→ Task prompt:
Convert the records below into a Markdown table with the columns "Row" and "Line", starting with the first line of the records and going on through the line containing "storage-note: Storage: 71". Number each line in order and leave out any blank lines.

→ Stored records:
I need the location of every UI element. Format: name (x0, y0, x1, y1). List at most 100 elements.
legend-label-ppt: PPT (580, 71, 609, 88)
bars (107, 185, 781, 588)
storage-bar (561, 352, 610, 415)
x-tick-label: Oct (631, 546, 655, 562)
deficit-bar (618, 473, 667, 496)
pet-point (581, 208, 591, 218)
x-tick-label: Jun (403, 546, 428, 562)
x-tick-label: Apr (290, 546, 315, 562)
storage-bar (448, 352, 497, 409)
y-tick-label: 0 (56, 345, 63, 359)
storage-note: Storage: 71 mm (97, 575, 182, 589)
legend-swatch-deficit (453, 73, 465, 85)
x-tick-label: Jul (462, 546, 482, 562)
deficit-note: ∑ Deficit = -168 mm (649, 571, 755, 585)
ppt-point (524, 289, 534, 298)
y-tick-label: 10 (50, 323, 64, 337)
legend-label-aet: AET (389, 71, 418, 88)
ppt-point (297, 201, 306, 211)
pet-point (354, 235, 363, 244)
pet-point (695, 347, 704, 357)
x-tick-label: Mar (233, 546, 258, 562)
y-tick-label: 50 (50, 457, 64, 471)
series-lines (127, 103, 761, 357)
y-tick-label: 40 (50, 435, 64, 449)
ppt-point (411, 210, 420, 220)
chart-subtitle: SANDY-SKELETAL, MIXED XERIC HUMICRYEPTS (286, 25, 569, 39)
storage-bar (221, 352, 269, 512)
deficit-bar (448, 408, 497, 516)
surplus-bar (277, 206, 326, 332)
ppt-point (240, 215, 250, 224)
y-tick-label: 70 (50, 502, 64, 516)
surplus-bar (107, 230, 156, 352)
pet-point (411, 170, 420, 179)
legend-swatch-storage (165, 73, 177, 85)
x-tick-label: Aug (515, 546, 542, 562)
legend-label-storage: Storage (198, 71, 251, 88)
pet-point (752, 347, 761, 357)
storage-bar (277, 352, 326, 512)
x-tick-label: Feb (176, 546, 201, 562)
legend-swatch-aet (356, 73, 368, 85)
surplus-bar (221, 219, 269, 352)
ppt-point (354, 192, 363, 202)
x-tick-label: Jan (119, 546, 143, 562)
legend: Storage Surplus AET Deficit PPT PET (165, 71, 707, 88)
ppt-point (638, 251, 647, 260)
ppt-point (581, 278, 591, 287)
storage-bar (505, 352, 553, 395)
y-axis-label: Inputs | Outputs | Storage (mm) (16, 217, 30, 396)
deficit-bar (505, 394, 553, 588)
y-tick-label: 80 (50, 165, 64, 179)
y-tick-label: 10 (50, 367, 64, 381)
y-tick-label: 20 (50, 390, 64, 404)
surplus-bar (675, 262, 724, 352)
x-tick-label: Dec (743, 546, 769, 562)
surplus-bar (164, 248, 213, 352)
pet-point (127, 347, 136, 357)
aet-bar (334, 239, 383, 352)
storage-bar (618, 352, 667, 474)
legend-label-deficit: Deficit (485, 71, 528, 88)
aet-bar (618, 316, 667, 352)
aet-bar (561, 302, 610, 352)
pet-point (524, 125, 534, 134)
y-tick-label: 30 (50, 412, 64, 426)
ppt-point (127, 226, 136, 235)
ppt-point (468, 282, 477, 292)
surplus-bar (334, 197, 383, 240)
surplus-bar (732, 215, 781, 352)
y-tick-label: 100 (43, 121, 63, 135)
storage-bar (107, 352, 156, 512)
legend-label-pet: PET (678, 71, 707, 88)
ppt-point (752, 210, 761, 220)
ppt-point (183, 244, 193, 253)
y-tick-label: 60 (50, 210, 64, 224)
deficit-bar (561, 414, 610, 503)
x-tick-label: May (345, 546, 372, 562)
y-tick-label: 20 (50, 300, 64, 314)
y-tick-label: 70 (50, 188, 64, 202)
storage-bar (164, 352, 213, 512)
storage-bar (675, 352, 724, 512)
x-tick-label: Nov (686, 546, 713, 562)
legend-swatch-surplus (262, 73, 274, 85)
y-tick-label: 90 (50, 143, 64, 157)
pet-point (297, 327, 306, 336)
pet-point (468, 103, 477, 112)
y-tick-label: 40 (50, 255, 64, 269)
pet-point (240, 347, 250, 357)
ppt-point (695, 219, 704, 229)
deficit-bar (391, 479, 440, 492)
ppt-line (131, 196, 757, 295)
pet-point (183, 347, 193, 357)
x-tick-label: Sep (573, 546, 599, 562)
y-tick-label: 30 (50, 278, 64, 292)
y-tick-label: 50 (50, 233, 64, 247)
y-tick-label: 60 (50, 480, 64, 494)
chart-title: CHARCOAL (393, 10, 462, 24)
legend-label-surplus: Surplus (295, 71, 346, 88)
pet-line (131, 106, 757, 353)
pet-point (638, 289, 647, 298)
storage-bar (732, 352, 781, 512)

→ Correct output:
| Row | Line |
|---|---|
| 1 | I need the location of every UI element. Format: name (x0, y0, x1, y1). List at most 100 elements. |
| 2 | legend-label-ppt: PPT (580, 71, 609, 88) |
| 3 | bars (107, 185, 781, 588) |
| 4 | storage-bar (561, 352, 610, 415) |
| 5 | x-tick-label: Oct (631, 546, 655, 562) |
| 6 | deficit-bar (618, 473, 667, 496) |
| 7 | pet-point (581, 208, 591, 218) |
| 8 | x-tick-label: Jun (403, 546, 428, 562) |
| 9 | x-tick-label: Apr (290, 546, 315, 562) |
| 10 | storage-bar (448, 352, 497, 409) |
| 11 | y-tick-label: 0 (56, 345, 63, 359) |
| 12 | storage-note: Storage: 71 mm (97, 575, 182, 589) |